▶ [Exercise objective] Take every line where the string "this" appears and copy it.

== Records provided

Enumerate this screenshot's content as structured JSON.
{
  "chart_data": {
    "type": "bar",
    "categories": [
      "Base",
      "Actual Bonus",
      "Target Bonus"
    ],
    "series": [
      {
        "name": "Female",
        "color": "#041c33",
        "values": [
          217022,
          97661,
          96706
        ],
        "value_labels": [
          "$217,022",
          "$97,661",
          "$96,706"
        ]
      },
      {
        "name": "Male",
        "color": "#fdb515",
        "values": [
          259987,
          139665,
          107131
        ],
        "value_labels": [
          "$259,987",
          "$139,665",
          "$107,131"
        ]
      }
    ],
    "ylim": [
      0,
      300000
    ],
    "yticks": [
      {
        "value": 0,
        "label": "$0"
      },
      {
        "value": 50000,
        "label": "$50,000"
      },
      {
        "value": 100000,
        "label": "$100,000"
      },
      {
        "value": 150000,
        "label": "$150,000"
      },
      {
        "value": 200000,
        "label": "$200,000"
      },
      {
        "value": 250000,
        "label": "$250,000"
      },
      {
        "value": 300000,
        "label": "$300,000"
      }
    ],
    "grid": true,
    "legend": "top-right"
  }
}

====
== Records provided

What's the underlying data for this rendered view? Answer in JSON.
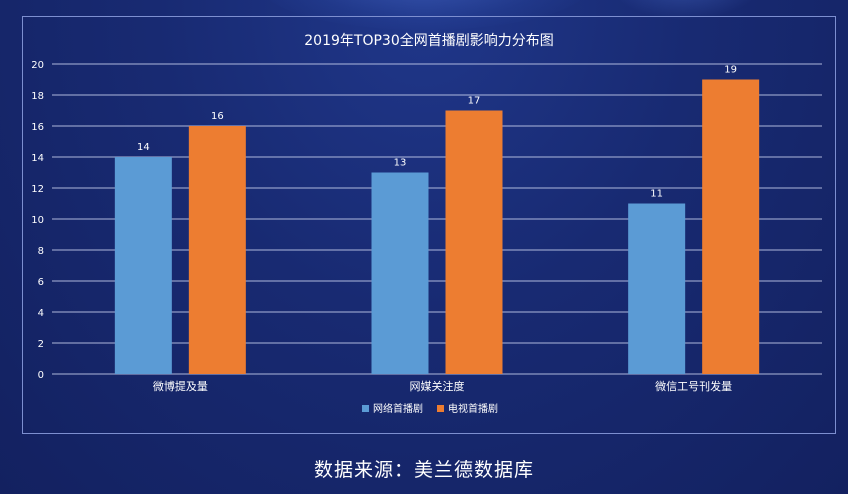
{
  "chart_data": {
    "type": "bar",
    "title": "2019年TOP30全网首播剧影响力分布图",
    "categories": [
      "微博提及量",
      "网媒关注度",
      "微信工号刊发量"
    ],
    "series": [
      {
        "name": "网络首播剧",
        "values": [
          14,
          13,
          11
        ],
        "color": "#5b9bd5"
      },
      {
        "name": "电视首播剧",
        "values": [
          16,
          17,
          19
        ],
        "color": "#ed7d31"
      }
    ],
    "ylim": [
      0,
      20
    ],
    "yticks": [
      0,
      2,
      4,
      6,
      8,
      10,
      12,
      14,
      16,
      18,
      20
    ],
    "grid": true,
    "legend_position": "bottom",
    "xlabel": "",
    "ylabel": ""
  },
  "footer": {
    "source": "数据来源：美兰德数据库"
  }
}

====

▶ [Exercise output]
Enumerate this screenshot's content as structured JSON.
What's the underlying data for this rendered view? Answer in JSON.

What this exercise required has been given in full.